Data entries:
- - - - - - -
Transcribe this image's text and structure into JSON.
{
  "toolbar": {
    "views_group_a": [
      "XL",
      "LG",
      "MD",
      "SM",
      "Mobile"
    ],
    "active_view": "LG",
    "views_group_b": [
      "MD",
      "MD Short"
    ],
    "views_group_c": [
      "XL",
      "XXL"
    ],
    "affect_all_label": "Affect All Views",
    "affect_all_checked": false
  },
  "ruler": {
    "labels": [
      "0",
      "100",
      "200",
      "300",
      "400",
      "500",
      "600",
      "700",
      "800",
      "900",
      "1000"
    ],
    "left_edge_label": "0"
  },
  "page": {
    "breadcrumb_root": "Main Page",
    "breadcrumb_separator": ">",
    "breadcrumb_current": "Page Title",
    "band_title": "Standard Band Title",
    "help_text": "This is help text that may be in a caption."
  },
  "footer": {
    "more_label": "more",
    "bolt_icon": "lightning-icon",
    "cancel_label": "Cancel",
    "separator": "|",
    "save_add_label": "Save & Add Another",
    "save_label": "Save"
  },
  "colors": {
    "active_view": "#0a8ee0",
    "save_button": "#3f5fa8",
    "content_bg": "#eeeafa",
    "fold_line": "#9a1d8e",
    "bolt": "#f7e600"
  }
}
- - - - - - -
To be done ▸ Your task is to retype all of the records exactly.

Answer to the problem ▸
Transcribe this image's text and structure into JSON.
{
  "toolbar": {
    "views_group_a": [
      "XL",
      "LG",
      "MD",
      "SM",
      "Mobile"
    ],
    "active_view": "LG",
    "views_group_b": [
      "MD",
      "MD Short"
    ],
    "views_group_c": [
      "XL",
      "XXL"
    ],
    "affect_all_label": "Affect All Views",
    "affect_all_checked": false
  },
  "ruler": {
    "labels": [
      "0",
      "100",
      "200",
      "300",
      "400",
      "500",
      "600",
      "700",
      "800",
      "900",
      "1000"
    ],
    "left_edge_label": "0"
  },
  "page": {
    "breadcrumb_root": "Main Page",
    "breadcrumb_separator": ">",
    "breadcrumb_current": "Page Title",
    "band_title": "Standard Band Title",
    "help_text": "This is help text that may be in a caption."
  },
  "footer": {
    "more_label": "more",
    "bolt_icon": "lightning-icon",
    "cancel_label": "Cancel",
    "separator": "|",
    "save_add_label": "Save & Add Another",
    "save_label": "Save"
  },
  "colors": {
    "active_view": "#0a8ee0",
    "save_button": "#3f5fa8",
    "content_bg": "#eeeafa",
    "fold_line": "#9a1d8e",
    "bolt": "#f7e600"
  }
}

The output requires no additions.